* _Record extracts_
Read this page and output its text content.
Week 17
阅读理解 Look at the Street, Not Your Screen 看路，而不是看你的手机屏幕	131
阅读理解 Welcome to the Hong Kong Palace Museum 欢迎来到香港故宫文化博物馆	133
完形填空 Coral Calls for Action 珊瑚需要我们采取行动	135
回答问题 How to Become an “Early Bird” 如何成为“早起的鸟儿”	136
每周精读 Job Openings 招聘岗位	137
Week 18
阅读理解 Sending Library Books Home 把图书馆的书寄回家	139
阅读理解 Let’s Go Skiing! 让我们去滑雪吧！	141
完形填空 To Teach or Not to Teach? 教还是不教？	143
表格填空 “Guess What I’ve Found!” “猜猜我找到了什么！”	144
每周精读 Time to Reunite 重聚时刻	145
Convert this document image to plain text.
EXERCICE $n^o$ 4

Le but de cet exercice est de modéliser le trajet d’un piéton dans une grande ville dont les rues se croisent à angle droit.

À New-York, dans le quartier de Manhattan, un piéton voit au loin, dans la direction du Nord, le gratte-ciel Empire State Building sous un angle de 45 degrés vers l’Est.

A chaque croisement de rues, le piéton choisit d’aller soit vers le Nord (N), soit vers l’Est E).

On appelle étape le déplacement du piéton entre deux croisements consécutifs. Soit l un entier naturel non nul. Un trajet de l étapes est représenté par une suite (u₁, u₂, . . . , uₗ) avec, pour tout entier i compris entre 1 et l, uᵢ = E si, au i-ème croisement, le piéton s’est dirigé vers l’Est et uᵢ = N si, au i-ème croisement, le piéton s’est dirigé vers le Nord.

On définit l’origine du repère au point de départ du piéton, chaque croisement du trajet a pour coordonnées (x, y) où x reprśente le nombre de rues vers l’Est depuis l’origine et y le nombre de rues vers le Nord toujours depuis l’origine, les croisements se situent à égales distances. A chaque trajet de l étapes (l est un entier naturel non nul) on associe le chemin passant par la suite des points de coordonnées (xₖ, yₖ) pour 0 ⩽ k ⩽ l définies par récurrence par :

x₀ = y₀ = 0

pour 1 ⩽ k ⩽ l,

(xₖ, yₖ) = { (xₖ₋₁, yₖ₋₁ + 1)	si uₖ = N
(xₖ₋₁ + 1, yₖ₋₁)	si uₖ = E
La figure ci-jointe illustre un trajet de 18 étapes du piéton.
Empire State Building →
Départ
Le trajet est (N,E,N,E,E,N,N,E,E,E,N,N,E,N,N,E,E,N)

* _What you should do_
Only the number is wanted: how many lines in the data include the string "angle"?

* _Exercise solution_
2